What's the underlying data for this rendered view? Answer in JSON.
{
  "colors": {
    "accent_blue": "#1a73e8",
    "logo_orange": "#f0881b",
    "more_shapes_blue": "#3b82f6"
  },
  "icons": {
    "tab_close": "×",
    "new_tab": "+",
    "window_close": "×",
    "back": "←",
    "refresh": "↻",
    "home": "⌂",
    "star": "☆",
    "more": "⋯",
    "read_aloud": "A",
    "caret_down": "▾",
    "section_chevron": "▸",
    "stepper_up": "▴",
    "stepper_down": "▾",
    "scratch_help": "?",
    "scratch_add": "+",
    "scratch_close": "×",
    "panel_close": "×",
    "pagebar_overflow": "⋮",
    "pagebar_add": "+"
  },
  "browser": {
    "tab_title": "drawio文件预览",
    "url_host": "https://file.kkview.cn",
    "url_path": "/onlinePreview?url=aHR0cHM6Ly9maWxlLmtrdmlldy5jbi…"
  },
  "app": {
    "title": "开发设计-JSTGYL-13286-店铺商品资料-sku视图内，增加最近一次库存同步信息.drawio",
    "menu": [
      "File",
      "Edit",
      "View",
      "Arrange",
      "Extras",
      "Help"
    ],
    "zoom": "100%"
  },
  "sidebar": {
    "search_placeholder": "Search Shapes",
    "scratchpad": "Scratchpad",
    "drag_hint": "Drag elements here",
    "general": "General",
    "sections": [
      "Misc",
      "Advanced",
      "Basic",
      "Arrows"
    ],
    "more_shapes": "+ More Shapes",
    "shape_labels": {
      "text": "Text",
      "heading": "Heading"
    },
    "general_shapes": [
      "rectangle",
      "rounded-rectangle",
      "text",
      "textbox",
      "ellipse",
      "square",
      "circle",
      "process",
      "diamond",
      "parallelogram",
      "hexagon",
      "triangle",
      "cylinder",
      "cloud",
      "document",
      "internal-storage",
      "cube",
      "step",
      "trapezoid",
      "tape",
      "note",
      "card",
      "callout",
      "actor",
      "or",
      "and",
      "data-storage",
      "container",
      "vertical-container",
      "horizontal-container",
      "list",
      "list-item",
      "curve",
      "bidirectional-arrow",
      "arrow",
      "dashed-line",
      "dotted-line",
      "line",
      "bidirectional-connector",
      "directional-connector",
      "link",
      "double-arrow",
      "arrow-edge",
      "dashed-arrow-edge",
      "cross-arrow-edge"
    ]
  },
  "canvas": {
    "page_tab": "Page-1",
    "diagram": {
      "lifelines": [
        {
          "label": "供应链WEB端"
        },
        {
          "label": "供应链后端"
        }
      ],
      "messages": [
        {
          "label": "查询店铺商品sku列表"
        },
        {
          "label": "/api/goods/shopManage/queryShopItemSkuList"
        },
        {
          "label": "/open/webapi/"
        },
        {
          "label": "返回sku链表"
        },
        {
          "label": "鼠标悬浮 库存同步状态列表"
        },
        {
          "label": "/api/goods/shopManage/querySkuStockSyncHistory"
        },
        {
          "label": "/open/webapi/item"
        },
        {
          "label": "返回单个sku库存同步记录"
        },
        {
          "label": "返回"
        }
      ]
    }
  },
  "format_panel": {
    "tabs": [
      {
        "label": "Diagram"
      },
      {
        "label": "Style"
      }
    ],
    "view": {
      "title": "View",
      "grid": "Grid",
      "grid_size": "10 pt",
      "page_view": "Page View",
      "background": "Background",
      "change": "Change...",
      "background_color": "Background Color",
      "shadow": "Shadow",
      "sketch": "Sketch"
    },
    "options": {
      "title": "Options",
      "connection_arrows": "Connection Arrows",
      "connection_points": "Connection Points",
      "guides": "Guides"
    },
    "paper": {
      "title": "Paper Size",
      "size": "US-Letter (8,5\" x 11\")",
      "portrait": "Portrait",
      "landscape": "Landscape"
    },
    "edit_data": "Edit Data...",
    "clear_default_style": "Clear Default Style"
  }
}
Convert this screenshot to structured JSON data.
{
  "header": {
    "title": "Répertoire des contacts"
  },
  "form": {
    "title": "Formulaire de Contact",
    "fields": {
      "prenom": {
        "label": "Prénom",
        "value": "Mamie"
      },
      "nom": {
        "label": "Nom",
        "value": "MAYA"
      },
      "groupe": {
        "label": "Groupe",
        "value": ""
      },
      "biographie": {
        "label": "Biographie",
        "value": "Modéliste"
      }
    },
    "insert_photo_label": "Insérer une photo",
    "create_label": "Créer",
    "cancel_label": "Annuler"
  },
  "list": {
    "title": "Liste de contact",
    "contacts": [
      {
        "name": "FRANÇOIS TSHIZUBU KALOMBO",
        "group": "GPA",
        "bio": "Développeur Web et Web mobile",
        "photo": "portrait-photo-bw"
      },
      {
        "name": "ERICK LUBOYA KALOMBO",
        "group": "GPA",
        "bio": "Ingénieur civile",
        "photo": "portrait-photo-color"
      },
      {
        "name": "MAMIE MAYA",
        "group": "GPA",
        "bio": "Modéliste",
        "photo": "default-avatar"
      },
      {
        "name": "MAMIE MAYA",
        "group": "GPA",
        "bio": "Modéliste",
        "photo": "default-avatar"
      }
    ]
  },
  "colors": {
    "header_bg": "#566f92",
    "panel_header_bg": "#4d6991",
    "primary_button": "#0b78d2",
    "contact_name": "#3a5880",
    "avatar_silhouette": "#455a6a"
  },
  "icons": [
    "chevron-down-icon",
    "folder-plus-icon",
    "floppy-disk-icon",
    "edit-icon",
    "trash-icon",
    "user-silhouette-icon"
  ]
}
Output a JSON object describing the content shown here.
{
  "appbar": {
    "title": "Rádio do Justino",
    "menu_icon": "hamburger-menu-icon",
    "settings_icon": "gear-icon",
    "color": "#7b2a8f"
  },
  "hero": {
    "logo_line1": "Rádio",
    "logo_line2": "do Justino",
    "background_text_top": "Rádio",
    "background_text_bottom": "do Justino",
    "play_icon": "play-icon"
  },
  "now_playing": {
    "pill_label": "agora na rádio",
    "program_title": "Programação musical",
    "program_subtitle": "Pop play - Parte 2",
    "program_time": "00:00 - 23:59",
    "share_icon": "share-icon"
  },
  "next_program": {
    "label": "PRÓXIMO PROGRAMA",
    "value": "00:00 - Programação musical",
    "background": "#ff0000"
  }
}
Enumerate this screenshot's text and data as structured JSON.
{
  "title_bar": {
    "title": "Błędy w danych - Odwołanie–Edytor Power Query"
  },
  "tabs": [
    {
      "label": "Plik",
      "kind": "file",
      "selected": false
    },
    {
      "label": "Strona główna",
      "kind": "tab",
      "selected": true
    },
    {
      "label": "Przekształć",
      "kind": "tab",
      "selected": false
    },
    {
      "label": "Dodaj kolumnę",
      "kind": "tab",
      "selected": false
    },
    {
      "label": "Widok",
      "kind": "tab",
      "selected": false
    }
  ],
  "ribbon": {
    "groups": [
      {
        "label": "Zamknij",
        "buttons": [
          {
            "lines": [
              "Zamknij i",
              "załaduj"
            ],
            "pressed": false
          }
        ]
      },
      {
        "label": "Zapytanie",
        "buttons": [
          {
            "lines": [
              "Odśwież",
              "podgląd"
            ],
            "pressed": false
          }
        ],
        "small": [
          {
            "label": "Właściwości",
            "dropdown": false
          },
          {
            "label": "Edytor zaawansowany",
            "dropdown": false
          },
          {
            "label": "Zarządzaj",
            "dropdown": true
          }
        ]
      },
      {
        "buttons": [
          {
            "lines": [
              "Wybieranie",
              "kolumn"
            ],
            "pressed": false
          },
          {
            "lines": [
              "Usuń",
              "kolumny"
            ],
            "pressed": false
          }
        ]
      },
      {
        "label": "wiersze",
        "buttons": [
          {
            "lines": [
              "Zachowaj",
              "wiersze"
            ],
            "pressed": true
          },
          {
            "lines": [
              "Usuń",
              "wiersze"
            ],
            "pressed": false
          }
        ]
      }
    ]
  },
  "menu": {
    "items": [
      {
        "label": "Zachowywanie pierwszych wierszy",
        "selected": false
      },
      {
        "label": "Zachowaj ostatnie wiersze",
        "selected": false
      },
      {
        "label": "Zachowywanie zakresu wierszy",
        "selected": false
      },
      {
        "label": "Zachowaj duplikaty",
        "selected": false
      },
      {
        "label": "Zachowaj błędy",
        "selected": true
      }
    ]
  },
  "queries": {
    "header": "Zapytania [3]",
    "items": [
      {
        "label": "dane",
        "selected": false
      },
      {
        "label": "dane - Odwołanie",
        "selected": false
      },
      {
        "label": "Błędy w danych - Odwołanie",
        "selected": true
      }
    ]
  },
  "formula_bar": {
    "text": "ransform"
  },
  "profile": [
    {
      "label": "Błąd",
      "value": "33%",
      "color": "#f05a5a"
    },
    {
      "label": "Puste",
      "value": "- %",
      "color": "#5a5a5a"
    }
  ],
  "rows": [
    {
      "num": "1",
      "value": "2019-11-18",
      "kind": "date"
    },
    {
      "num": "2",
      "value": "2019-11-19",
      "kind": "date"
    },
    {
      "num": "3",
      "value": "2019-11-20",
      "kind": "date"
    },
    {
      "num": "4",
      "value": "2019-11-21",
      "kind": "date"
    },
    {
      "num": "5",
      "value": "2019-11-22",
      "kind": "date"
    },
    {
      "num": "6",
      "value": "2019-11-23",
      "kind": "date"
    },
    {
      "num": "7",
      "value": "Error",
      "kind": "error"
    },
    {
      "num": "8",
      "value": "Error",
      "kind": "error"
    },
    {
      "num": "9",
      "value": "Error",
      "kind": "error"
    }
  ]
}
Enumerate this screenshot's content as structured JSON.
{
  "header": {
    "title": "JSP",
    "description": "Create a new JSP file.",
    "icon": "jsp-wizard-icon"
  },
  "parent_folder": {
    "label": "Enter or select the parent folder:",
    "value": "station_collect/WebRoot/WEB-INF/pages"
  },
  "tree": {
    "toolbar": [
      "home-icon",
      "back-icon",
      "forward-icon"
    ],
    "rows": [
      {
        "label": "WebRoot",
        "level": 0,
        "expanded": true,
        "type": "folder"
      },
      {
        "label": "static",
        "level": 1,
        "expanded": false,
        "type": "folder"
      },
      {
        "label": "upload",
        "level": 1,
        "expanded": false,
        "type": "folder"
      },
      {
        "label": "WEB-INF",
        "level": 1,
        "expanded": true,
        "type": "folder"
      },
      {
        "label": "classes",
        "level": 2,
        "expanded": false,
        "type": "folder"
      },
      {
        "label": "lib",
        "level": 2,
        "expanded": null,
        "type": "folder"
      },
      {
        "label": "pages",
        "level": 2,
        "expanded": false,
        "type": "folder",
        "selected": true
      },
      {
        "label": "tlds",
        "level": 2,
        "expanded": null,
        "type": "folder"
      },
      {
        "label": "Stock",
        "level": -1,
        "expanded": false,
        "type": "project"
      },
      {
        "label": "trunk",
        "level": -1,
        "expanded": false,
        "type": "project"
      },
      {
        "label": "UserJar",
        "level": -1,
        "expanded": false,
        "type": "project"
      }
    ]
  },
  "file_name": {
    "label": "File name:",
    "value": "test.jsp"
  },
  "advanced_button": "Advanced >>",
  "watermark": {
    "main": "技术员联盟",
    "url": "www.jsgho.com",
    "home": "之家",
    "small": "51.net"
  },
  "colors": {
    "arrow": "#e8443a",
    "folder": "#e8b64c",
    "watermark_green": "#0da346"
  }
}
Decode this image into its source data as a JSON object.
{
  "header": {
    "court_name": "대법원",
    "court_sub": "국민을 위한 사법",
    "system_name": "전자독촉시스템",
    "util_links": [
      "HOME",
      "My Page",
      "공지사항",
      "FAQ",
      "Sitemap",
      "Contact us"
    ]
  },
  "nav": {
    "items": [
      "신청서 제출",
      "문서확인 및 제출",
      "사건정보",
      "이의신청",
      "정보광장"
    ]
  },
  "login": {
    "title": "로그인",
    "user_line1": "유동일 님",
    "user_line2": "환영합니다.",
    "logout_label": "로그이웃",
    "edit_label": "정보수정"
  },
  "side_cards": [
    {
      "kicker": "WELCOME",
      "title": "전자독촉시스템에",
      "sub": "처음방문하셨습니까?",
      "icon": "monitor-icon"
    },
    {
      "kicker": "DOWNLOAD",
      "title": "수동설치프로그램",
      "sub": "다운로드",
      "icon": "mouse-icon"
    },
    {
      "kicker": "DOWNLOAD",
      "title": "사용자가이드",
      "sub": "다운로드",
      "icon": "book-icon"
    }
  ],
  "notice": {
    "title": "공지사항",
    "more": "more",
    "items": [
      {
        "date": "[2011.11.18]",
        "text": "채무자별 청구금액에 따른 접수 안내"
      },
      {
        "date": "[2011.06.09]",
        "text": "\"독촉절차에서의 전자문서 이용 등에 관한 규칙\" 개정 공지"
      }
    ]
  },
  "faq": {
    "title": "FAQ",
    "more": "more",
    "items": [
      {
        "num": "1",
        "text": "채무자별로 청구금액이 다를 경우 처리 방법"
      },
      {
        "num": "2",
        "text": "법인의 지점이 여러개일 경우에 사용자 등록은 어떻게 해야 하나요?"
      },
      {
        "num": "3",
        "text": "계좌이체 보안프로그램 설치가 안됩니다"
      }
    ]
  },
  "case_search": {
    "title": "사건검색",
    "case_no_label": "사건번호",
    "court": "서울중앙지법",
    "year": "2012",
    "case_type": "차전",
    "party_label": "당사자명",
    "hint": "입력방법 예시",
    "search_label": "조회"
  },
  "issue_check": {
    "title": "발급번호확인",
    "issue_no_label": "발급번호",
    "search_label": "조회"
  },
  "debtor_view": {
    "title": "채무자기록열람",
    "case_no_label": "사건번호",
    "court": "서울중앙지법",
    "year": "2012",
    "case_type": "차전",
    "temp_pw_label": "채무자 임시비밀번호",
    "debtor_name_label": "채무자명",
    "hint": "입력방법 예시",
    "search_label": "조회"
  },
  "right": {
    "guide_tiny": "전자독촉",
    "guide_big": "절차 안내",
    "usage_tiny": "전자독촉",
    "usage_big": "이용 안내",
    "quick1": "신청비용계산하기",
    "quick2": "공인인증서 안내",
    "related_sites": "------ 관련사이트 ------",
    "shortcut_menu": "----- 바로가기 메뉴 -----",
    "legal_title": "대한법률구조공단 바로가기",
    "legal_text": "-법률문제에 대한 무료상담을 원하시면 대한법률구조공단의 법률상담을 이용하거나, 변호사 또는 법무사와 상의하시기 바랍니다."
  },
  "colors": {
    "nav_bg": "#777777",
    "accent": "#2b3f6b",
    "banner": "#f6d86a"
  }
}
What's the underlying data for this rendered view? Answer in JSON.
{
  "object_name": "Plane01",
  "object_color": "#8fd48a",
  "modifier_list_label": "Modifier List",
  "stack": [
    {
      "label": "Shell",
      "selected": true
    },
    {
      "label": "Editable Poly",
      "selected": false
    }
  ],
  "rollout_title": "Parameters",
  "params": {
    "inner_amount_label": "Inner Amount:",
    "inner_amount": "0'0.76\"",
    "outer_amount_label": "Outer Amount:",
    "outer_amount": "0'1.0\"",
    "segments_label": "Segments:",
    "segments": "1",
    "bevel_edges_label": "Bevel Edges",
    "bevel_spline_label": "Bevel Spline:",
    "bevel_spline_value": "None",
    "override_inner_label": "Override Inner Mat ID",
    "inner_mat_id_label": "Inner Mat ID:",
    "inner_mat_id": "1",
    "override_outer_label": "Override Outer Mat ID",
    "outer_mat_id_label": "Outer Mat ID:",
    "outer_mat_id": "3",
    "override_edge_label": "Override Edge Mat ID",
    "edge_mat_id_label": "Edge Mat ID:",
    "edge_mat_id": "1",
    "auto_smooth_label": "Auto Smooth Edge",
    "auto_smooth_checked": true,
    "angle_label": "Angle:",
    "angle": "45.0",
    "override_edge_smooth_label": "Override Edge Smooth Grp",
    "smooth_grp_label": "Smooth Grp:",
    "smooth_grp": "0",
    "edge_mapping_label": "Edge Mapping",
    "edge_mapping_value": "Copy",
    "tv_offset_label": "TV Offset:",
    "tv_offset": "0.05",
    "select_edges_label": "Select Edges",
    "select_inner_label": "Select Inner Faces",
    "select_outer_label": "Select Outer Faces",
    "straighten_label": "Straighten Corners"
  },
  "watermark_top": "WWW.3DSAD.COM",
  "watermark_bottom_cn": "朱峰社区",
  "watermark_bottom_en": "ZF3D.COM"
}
------------------------------------------------------------
◆ **WHAT THIS TASK INVOLVES**
Find the lines above that contain the word "structured" and collect them.

◆ **RESULT OF THIS EXERCISE**
Convert this screenshot to structured JSON data.
Enumerate this screenshot's text and data as structured JSON.
Enumerate this screenshot's content as structured JSON.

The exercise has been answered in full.